● **What you need to do**
Every entry below should be repeated exactly; the pictures should not.

● **Entries shown**
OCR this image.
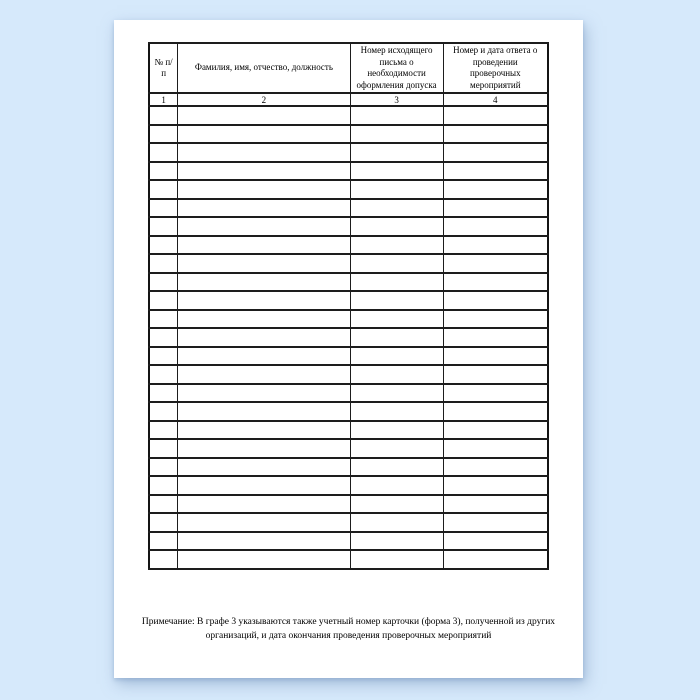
№ п/п	Фамилия, имя, отчество, должность	Номер исходящего письма о необходимости оформления допуска	Номер и дата ответа о проведении проверочных мероприятий
1	2	3	4

Примечание: В графе 3 указываются также учетный номер карточки (форма 3), полученной из других организаций, и дата окончания проведения проверочных мероприятий
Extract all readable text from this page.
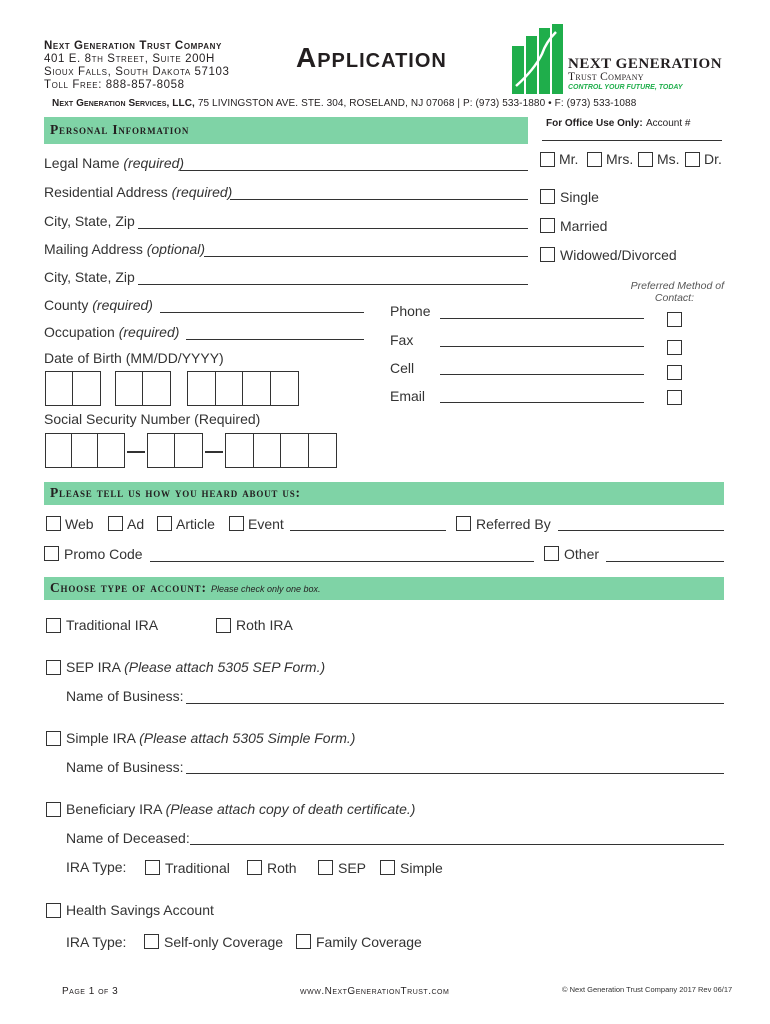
Next Generation Trust Company
401 E. 8th Street, Suite 200H
Sioux Falls, South Dakota 57103
Toll Free: 888-857-8058
Application	NEXT GENERATION
Trust Company
CONTROL YOUR FUTURE, TODAY
Next Generation Services, LLC, 75 LIVINGSTON AVE. STE. 304, ROSELAND, NJ 07068 | P: (973) 533-1880 • F: (973) 533-1088
Personal Information	For Office Use Only: Account #
Legal Name (required)
Residential Address (required)
City, State, Zip
Mailing Address (optional)
City, State, Zip
County (required)
Occupation (required)
Date of Birth (MM/DD/YYYY)
Social Security Number (Required)
Mr. Mrs. Ms. Dr.
Single
Married
Widowed/Divorced
Preferred Method of
Contact:
Phone
Fax
Cell
Email
Please tell us how you heard about us:
Web Ad Article Event	Referred By
Promo Code	Other
Choose type of account: Please check only one box.
Traditional IRA	Roth IRA
SEP IRA (Please attach 5305 SEP Form.)
Name of Business:
Simple IRA (Please attach 5305 Simple Form.)
Name of Business:
Beneficiary IRA (Please attach copy of death certificate.)
Name of Deceased:
IRA Type:	Traditional	Roth	SEP Simple
Health Savings Account
IRA Type:	Self-only Coverage Family Coverage
Page 1 of 3	www.NextGenerationTrust.com	© Next Generation Trust Company 2017 Rev 06/17
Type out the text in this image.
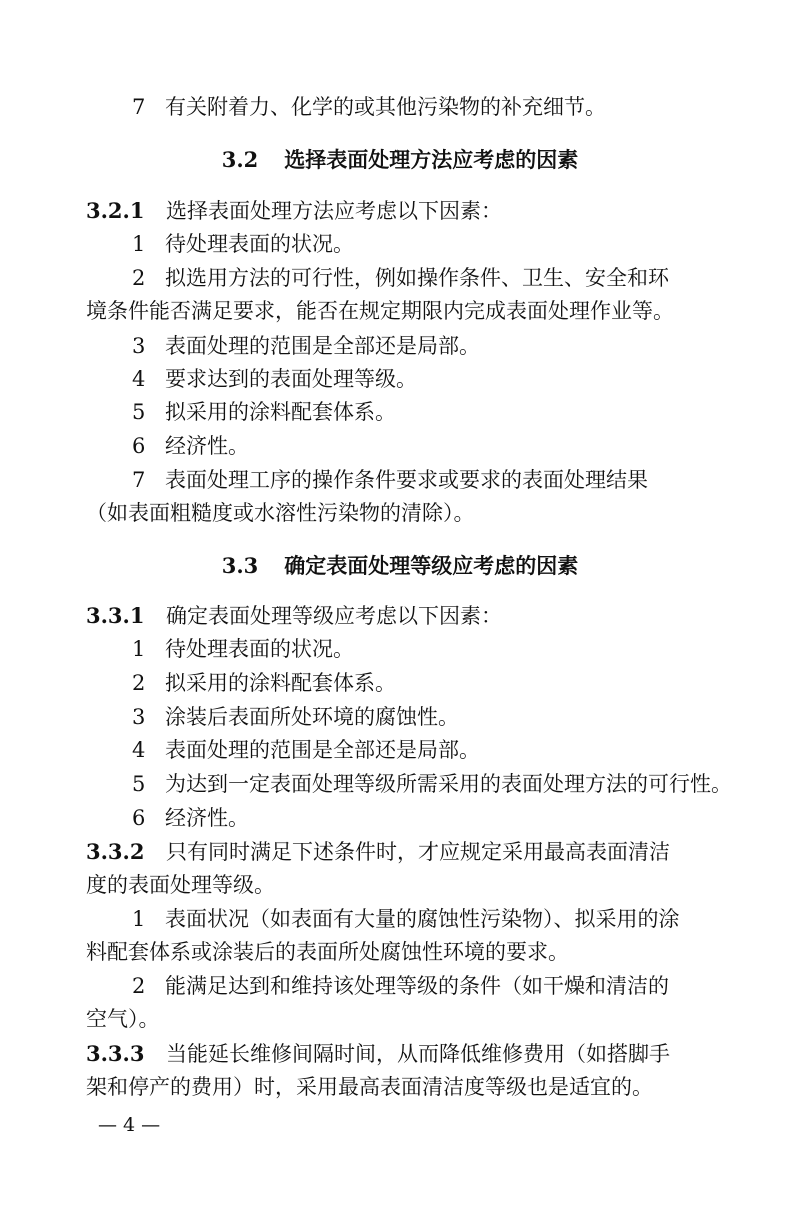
7 有关附着力、化学的或其他污染物的补充细节。
3.2 选择表面处理方法应考虑的因素
3.2.1 选择表面处理方法应考虑以下因素：
1 待处理表面的状况。
2 拟选用方法的可行性，例如操作条件、卫生、安全和环
境条件能否满足要求，能否在规定期限内完成表面处理作业等。
3 表面处理的范围是全部还是局部。
4 要求达到的表面处理等级。
5 拟采用的涂料配套体系。
6 经济性。
7 表面处理工序的操作条件要求或要求的表面处理结果
（如表面粗糙度或水溶性污染物的清除）。
3.3 确定表面处理等级应考虑的因素
3.3.1 确定表面处理等级应考虑以下因素：
1 待处理表面的状况。
2 拟采用的涂料配套体系。
3 涂装后表面所处环境的腐蚀性。
4 表面处理的范围是全部还是局部。
5 为达到一定表面处理等级所需采用的表面处理方法的可行性。
6 经济性。
3.3.2 只有同时满足下述条件时，才应规定采用最高表面清洁
度的表面处理等级。
1 表面状况（如表面有大量的腐蚀性污染物）、拟采用的涂
料配套体系或涂装后的表面所处腐蚀性环境的要求。
2 能满足达到和维持该处理等级的条件（如干燥和清洁的
空气）。
3.3.3 当能延长维修间隔时间，从而降低维修费用（如搭脚手
架和停产的费用）时，采用最高表面清洁度等级也是适宜的。
— 4 —
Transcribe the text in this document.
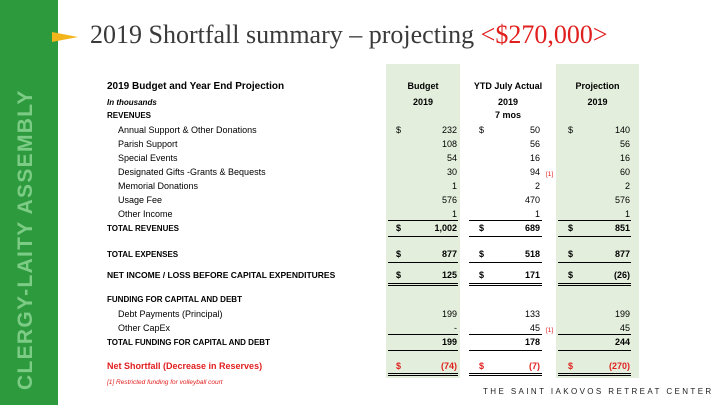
CLERGY-LAITY ASSEMBLY
2019 Shortfall summary – projecting <$270,000>
2019 Budget and Year End Projection
In thousands
Budget
2019
YTD July Actual
2019
7 mos
Projection
2019
REVENUES
Annual Support & Other Donations	$	232 $	50	$	140
Parish Support	108	56	56
Special Events	54	16	16
Designated Gifts -Grants & Bequests	30	94 [1]	60
Memorial Donations	1	2	2
Usage Fee	576	470	576
Other Income	1	1	1
TOTAL REVENUES	$	1,002 $	689	$	851
TOTAL EXPENSES	$	877 $	518	$	877
NET INCOME / LOSS BEFORE CAPITAL EXPENDITURES	$	125 $	171	$	(26)
FUNDING FOR CAPITAL AND DEBT
Debt Payments (Principal)	199	133	199
Other CapEx	-	45 [1]	45
TOTAL FUNDING FOR CAPITAL AND DEBT	199	178	244
Net Shortfall (Decrease in Reserves)	$	(74) $	(7)	$	(270)
[1] Restricted funding for volleyball court
THE SAINT IAKOVOS RETREAT CENTER
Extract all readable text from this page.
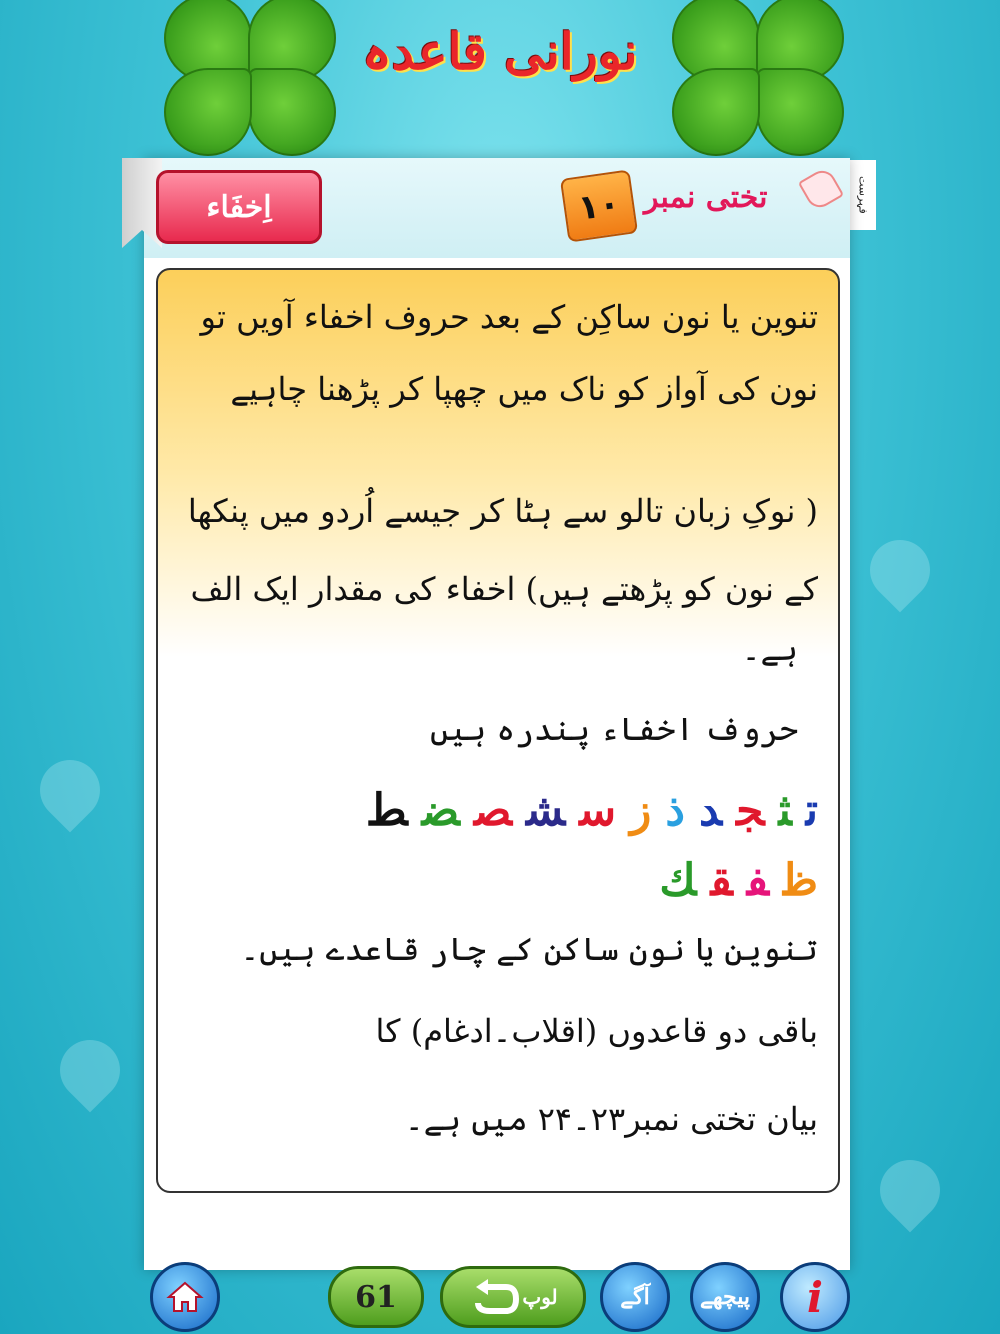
نورانی قاعدہ
فہرست
اِخفَاء	١٠ تختی نمبر
تنوین یا نون ساکِن کے بعد حروف اخفاء آویں تو
نون کی آواز کو ناک میں چھپا کر پڑھنا چاہیے
( نوکِ زبان تالو سے ہٹا کر جیسے اُردو میں پنکھا
کے نون کو پڑھتے ہیں) اخفاء کی مقدار ایک الف
ہے۔
حروف اخفاء پندرہ ہیں
تثجدذزسشصضط
ظفقك
تنوین یا نون ساکن کے چار قاعدے ہیں۔
باقی دو قاعدوں (اقلاب۔ادغام) کا
بیان تختی نمبر۲۳۔۲۴ میں ہے۔
61	لوپ	آگے پیچھے i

● **Exercise solution**
OCR this image.
№ п/п	Фамилия, имя, отчество, должность	Номер исходящего письма о необходимости оформления допуска	Номер и дата ответа о проведении проверочных мероприятий
1	2	3	4

Примечание: В графе 3 указываются также учетный номер карточки (форма 3), полученной из других организаций, и дата окончания проведения проверочных мероприятий
Extract all readable text from this page.
Next Generation Trust Company
401 E. 8th Street, Suite 200H
Sioux Falls, South Dakota 57103
Toll Free: 888-857-8058
Application	NEXT GENERATION
Trust Company
CONTROL YOUR FUTURE, TODAY
Next Generation Services, LLC, 75 LIVINGSTON AVE. STE. 304, ROSELAND, NJ 07068 | P: (973) 533-1880 • F: (973) 533-1088
Personal Information	For Office Use Only: Account #
Legal Name (required)
Residential Address (required)
City, State, Zip
Mailing Address (optional)
City, State, Zip
County (required)
Occupation (required)
Date of Birth (MM/DD/YYYY)
Social Security Number (Required)
Mr. Mrs. Ms. Dr.
Single
Married
Widowed/Divorced
Preferred Method of
Contact:
Phone
Fax
Cell
Email
Please tell us how you heard about us:
Web Ad Article Event	Referred By
Promo Code	Other
Choose type of account: Please check only one box.
Traditional IRA	Roth IRA
SEP IRA (Please attach 5305 SEP Form.)
Name of Business:
Simple IRA (Please attach 5305 Simple Form.)
Name of Business:
Beneficiary IRA (Please attach copy of death certificate.)
Name of Deceased:
IRA Type:	Traditional	Roth	SEP Simple
Health Savings Account
IRA Type:	Self-only Coverage Family Coverage
Page 1 of 3	www.NextGenerationTrust.com	© Next Generation Trust Company 2017 Rev 06/17
Type out the text in this image.
7 有关附着力、化学的或其他污染物的补充细节。
3.2 选择表面处理方法应考虑的因素
3.2.1 选择表面处理方法应考虑以下因素：
1 待处理表面的状况。
2 拟选用方法的可行性，例如操作条件、卫生、安全和环
境条件能否满足要求，能否在规定期限内完成表面处理作业等。
3 表面处理的范围是全部还是局部。
4 要求达到的表面处理等级。
5 拟采用的涂料配套体系。
6 经济性。
7 表面处理工序的操作条件要求或要求的表面处理结果
（如表面粗糙度或水溶性污染物的清除）。
3.3 确定表面处理等级应考虑的因素
3.3.1 确定表面处理等级应考虑以下因素：
1 待处理表面的状况。
2 拟采用的涂料配套体系。
3 涂装后表面所处环境的腐蚀性。
4 表面处理的范围是全部还是局部。
5 为达到一定表面处理等级所需采用的表面处理方法的可行性。
6 经济性。
3.3.2 只有同时满足下述条件时，才应规定采用最高表面清洁
度的表面处理等级。
1 表面状况（如表面有大量的腐蚀性污染物）、拟采用的涂
料配套体系或涂装后的表面所处腐蚀性环境的要求。
2 能满足达到和维持该处理等级的条件（如干燥和清洁的
空气）。
3.3.3 当能延长维修间隔时间，从而降低维修费用（如搭脚手
架和停产的费用）时，采用最高表面清洁度等级也是适宜的。
— 4 —
Transcribe the text in this document.
CLERGY-LAITY ASSEMBLY
2019 Shortfall summary – projecting <$270,000>
2019 Budget and Year End Projection
In thousands
Budget
2019
YTD July Actual
2019
7 mos
Projection
2019
REVENUES
Annual Support & Other Donations	$	232 $	50	$	140
Parish Support	108	56	56
Special Events	54	16	16
Designated Gifts -Grants & Bequests	30	94 [1]	60
Memorial Donations	1	2	2
Usage Fee	576	470	576
Other Income	1	1	1
TOTAL REVENUES	$	1,002 $	689	$	851
TOTAL EXPENSES	$	877 $	518	$	877
NET INCOME / LOSS BEFORE CAPITAL EXPENDITURES	$	125 $	171	$	(26)
FUNDING FOR CAPITAL AND DEBT
Debt Payments (Principal)	199	133	199
Other CapEx	-	45 [1]	45
TOTAL FUNDING FOR CAPITAL AND DEBT	199	178	244
Net Shortfall (Decrease in Reserves)	$	(74) $	(7)	$	(270)
[1] Restricted funding for volleyball court
THE SAINT IAKOVOS RETREAT CENTER
Extract all readable text from this page.
نورانی قاعدہ
فہرست
اِخفَاء	١٠ تختی نمبر
تنوین یا نون ساکِن کے بعد حروف اخفاء آویں تو
نون کی آواز کو ناک میں چھپا کر پڑھنا چاہیے
( نوکِ زبان تالو سے ہٹا کر جیسے اُردو میں پنکھا
کے نون کو پڑھتے ہیں) اخفاء کی مقدار ایک الف
ہے۔
حروف اخفاء پندرہ ہیں
تثجدذزسشصضط
ظفقك
تنوین یا نون ساکن کے چار قاعدے ہیں۔
باقی دو قاعدوں (اقلاب۔ادغام) کا
بیان تختی نمبر۲۳۔۲۴ میں ہے۔
61	لوپ	آگے پیچھے i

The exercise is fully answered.